╔══
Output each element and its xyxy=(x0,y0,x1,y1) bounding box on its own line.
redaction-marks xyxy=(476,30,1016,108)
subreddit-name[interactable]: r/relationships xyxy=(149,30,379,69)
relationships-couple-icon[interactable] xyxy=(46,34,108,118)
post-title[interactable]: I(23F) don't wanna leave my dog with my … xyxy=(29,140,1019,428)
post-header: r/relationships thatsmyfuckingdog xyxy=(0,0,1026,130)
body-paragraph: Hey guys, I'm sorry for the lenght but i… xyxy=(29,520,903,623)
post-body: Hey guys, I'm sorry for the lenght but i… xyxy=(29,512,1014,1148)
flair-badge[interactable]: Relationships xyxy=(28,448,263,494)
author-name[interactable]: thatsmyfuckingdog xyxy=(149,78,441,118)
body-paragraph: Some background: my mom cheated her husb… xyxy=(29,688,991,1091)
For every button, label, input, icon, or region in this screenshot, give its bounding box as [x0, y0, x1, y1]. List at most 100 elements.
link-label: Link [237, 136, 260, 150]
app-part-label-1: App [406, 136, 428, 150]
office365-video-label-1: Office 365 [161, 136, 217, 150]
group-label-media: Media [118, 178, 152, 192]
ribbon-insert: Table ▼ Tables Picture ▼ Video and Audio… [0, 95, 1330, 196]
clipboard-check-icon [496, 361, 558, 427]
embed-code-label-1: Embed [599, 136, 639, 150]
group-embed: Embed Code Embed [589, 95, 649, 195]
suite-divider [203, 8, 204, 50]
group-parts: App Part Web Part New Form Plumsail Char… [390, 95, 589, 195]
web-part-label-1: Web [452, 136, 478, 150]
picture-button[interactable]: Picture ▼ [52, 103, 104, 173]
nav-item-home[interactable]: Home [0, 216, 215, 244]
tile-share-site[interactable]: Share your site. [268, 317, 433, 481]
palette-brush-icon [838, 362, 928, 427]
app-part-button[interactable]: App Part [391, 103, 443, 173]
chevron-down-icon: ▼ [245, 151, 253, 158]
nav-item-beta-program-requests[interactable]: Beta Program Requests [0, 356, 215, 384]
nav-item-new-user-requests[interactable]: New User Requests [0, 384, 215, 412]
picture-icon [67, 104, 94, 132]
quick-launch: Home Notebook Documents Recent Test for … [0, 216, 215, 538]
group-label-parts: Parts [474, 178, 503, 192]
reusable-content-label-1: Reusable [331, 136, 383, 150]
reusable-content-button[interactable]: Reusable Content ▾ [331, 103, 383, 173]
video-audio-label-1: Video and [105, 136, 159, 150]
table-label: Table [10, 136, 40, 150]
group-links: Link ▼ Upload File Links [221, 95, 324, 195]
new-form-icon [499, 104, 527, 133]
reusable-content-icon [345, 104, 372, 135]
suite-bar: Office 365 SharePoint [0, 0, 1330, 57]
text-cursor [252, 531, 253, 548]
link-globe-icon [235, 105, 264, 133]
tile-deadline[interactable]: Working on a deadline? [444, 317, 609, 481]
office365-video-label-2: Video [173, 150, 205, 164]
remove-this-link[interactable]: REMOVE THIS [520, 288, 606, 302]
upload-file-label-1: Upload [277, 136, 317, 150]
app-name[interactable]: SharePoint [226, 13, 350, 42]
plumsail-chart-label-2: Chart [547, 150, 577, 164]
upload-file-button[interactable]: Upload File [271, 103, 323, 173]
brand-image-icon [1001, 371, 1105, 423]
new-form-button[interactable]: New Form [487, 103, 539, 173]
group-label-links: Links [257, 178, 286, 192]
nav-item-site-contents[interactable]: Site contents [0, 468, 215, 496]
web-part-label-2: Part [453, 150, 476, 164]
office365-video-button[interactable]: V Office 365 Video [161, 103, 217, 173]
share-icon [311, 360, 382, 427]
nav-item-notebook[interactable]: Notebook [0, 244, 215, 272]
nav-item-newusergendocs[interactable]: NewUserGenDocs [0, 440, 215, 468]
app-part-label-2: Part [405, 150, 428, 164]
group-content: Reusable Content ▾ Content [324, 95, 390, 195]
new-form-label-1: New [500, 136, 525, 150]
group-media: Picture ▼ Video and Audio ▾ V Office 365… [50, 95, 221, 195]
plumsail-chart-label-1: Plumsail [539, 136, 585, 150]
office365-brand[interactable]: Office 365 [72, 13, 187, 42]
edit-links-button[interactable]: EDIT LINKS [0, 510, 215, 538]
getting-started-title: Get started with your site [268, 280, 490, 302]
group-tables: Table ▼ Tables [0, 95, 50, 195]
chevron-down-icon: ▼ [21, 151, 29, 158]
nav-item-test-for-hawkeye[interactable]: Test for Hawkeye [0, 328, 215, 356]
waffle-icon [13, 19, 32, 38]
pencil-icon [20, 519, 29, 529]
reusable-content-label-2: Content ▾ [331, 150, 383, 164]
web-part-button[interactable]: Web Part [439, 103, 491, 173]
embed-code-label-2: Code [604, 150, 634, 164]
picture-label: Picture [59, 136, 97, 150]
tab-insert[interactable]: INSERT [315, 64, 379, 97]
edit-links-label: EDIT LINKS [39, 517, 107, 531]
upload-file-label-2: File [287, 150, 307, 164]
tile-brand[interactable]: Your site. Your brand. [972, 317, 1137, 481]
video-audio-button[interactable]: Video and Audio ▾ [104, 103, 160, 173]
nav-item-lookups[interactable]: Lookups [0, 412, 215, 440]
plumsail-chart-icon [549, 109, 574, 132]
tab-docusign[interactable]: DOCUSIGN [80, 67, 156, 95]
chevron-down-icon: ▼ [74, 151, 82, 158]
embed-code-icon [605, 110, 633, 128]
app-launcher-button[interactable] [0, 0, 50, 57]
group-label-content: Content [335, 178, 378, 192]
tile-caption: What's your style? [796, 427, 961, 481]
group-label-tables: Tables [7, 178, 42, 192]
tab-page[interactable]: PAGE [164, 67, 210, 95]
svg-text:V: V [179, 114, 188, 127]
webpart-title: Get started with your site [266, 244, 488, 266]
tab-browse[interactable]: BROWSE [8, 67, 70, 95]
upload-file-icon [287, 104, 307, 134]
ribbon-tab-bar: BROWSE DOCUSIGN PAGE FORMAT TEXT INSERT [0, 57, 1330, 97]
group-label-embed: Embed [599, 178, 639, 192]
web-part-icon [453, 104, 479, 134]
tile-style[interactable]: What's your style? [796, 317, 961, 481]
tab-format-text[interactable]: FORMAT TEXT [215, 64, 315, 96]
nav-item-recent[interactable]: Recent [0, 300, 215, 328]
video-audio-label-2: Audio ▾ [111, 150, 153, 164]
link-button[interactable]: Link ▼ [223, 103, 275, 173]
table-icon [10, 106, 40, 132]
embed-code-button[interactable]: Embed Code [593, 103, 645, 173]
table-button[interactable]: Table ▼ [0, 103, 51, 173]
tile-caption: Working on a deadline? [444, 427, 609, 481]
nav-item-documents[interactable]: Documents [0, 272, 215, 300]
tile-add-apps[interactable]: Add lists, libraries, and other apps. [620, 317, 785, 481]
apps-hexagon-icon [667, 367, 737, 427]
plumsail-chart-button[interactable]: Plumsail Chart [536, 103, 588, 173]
╚══
* **Do this**: Reproduce all of the material above word for word, keeping every line in its original order.

* **Task answer**:
Output each element and its xyxy=(x0,y0,x1,y1) bounding box on its own line.
redaction-marks xyxy=(476,30,1016,108)
subreddit-name[interactable]: r/relationships xyxy=(149,30,379,69)
relationships-couple-icon[interactable] xyxy=(46,34,108,118)
post-title[interactable]: I(23F) don't wanna leave my dog with my … xyxy=(29,140,1019,428)
post-header: r/relationships thatsmyfuckingdog xyxy=(0,0,1026,130)
body-paragraph: Hey guys, I'm sorry for the lenght but i… xyxy=(29,520,903,623)
post-body: Hey guys, I'm sorry for the lenght but i… xyxy=(29,512,1014,1148)
flair-badge[interactable]: Relationships xyxy=(28,448,263,494)
author-name[interactable]: thatsmyfuckingdog xyxy=(149,78,441,118)
body-paragraph: Some background: my mom cheated her husb… xyxy=(29,688,991,1091)
For every button, label, input, icon, or region in this screenshot, give its bounding box as [x0, y0, x1, y1]. List at most 100 elements.
link-label: Link [237, 136, 260, 150]
app-part-label-1: App [406, 136, 428, 150]
office365-video-label-1: Office 365 [161, 136, 217, 150]
group-label-media: Media [118, 178, 152, 192]
ribbon-insert: Table ▼ Tables Picture ▼ Video and Audio… [0, 95, 1330, 196]
clipboard-check-icon [496, 361, 558, 427]
embed-code-label-1: Embed [599, 136, 639, 150]
group-embed: Embed Code Embed [589, 95, 649, 195]
suite-divider [203, 8, 204, 50]
group-parts: App Part Web Part New Form Plumsail Char… [390, 95, 589, 195]
web-part-label-1: Web [452, 136, 478, 150]
picture-button[interactable]: Picture ▼ [52, 103, 104, 173]
nav-item-home[interactable]: Home [0, 216, 215, 244]
tile-share-site[interactable]: Share your site. [268, 317, 433, 481]
palette-brush-icon [838, 362, 928, 427]
app-part-button[interactable]: App Part [391, 103, 443, 173]
chevron-down-icon: ▼ [245, 151, 253, 158]
nav-item-beta-program-requests[interactable]: Beta Program Requests [0, 356, 215, 384]
nav-item-new-user-requests[interactable]: New User Requests [0, 384, 215, 412]
picture-icon [67, 104, 94, 132]
quick-launch: Home Notebook Documents Recent Test for … [0, 216, 215, 538]
group-label-parts: Parts [474, 178, 503, 192]
reusable-content-label-1: Reusable [331, 136, 383, 150]
reusable-content-button[interactable]: Reusable Content ▾ [331, 103, 383, 173]
video-audio-label-1: Video and [105, 136, 159, 150]
table-label: Table [10, 136, 40, 150]
group-links: Link ▼ Upload File Links [221, 95, 324, 195]
new-form-icon [499, 104, 527, 133]
reusable-content-icon [345, 104, 372, 135]
suite-bar: Office 365 SharePoint [0, 0, 1330, 57]
text-cursor [252, 531, 253, 548]
link-globe-icon [235, 105, 264, 133]
tile-deadline[interactable]: Working on a deadline? [444, 317, 609, 481]
office365-video-label-2: Video [173, 150, 205, 164]
remove-this-link[interactable]: REMOVE THIS [520, 288, 606, 302]
upload-file-label-1: Upload [277, 136, 317, 150]
app-name[interactable]: SharePoint [226, 13, 350, 42]
plumsail-chart-label-2: Chart [547, 150, 577, 164]
upload-file-button[interactable]: Upload File [271, 103, 323, 173]
brand-image-icon [1001, 371, 1105, 423]
new-form-button[interactable]: New Form [487, 103, 539, 173]
group-label-links: Links [257, 178, 286, 192]
nav-item-site-contents[interactable]: Site contents [0, 468, 215, 496]
web-part-label-2: Part [453, 150, 476, 164]
office365-video-button[interactable]: V Office 365 Video [161, 103, 217, 173]
share-icon [311, 360, 382, 427]
nav-item-notebook[interactable]: Notebook [0, 244, 215, 272]
nav-item-newusergendocs[interactable]: NewUserGenDocs [0, 440, 215, 468]
app-part-label-2: Part [405, 150, 428, 164]
group-content: Reusable Content ▾ Content [324, 95, 390, 195]
new-form-label-1: New [500, 136, 525, 150]
group-media: Picture ▼ Video and Audio ▾ V Office 365… [50, 95, 221, 195]
plumsail-chart-label-1: Plumsail [539, 136, 585, 150]
office365-brand[interactable]: Office 365 [72, 13, 187, 42]
edit-links-button[interactable]: EDIT LINKS [0, 510, 215, 538]
getting-started-title: Get started with your site [268, 280, 490, 302]
group-tables: Table ▼ Tables [0, 95, 50, 195]
chevron-down-icon: ▼ [21, 151, 29, 158]
nav-item-test-for-hawkeye[interactable]: Test for Hawkeye [0, 328, 215, 356]
waffle-icon [13, 19, 32, 38]
pencil-icon [20, 519, 29, 529]
reusable-content-label-2: Content ▾ [331, 150, 383, 164]
web-part-button[interactable]: Web Part [439, 103, 491, 173]
embed-code-label-2: Code [604, 150, 634, 164]
picture-label: Picture [59, 136, 97, 150]
tab-insert[interactable]: INSERT [315, 64, 379, 97]
edit-links-label: EDIT LINKS [39, 517, 107, 531]
upload-file-label-2: File [287, 150, 307, 164]
tile-brand[interactable]: Your site. Your brand. [972, 317, 1137, 481]
video-audio-button[interactable]: Video and Audio ▾ [104, 103, 160, 173]
nav-item-lookups[interactable]: Lookups [0, 412, 215, 440]
plumsail-chart-icon [549, 109, 574, 132]
tab-docusign[interactable]: DOCUSIGN [80, 67, 156, 95]
chevron-down-icon: ▼ [74, 151, 82, 158]
embed-code-icon [605, 110, 633, 128]
app-launcher-button[interactable] [0, 0, 50, 57]
group-label-content: Content [335, 178, 378, 192]
tile-caption: What's your style? [796, 427, 961, 481]
group-label-tables: Tables [7, 178, 42, 192]
tab-page[interactable]: PAGE [164, 67, 210, 95]
svg-text:V: V [179, 114, 188, 127]
webpart-title: Get started with your site [266, 244, 488, 266]
tab-browse[interactable]: BROWSE [8, 67, 70, 95]
upload-file-icon [287, 104, 307, 134]
ribbon-tab-bar: BROWSE DOCUSIGN PAGE FORMAT TEXT INSERT [0, 57, 1330, 97]
group-label-embed: Embed [599, 178, 639, 192]
web-part-icon [453, 104, 479, 134]
tile-style[interactable]: What's your style? [796, 317, 961, 481]
tab-format-text[interactable]: FORMAT TEXT [215, 64, 315, 96]
nav-item-recent[interactable]: Recent [0, 300, 215, 328]
video-audio-label-2: Audio ▾ [111, 150, 153, 164]
link-button[interactable]: Link ▼ [223, 103, 275, 173]
table-icon [10, 106, 40, 132]
embed-code-button[interactable]: Embed Code [593, 103, 645, 173]
table-button[interactable]: Table ▼ [0, 103, 51, 173]
tile-caption: Working on a deadline? [444, 427, 609, 481]
nav-item-documents[interactable]: Documents [0, 272, 215, 300]
tile-add-apps[interactable]: Add lists, libraries, and other apps. [620, 317, 785, 481]
apps-hexagon-icon [667, 367, 737, 427]
plumsail-chart-button[interactable]: Plumsail Chart [536, 103, 588, 173]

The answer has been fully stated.